EXERCISE DESCRIPTION → Work through the records below and tally every line containing "orthonormal". Reply with the total alone.

Data entries

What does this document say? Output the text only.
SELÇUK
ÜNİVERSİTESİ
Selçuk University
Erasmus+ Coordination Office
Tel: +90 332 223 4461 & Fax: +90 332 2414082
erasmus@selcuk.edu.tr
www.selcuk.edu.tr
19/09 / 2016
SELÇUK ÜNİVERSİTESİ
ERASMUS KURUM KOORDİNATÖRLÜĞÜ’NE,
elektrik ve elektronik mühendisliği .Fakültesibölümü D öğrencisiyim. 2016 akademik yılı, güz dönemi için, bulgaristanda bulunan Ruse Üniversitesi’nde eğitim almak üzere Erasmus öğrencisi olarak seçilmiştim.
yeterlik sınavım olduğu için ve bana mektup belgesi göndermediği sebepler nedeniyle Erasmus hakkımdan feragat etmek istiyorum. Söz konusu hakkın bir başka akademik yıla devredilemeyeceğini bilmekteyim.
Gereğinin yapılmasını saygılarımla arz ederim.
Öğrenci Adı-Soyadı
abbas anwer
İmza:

==

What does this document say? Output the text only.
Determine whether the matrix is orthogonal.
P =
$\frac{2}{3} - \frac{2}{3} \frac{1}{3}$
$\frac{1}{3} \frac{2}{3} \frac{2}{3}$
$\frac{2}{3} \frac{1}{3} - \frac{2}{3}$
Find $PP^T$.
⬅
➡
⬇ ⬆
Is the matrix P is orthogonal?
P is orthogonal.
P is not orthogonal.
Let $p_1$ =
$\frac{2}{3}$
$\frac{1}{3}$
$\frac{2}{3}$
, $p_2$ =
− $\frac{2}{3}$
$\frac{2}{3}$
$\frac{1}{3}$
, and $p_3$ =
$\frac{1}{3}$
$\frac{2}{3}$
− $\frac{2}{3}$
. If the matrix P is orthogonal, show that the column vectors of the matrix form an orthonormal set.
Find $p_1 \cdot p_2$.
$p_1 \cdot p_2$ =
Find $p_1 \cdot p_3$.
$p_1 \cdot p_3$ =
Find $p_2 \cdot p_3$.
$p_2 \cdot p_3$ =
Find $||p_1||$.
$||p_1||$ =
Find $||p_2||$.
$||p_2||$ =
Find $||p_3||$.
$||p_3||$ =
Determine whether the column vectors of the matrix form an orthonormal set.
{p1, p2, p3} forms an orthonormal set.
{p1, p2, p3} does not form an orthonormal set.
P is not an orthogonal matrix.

FULL ANSWER → 4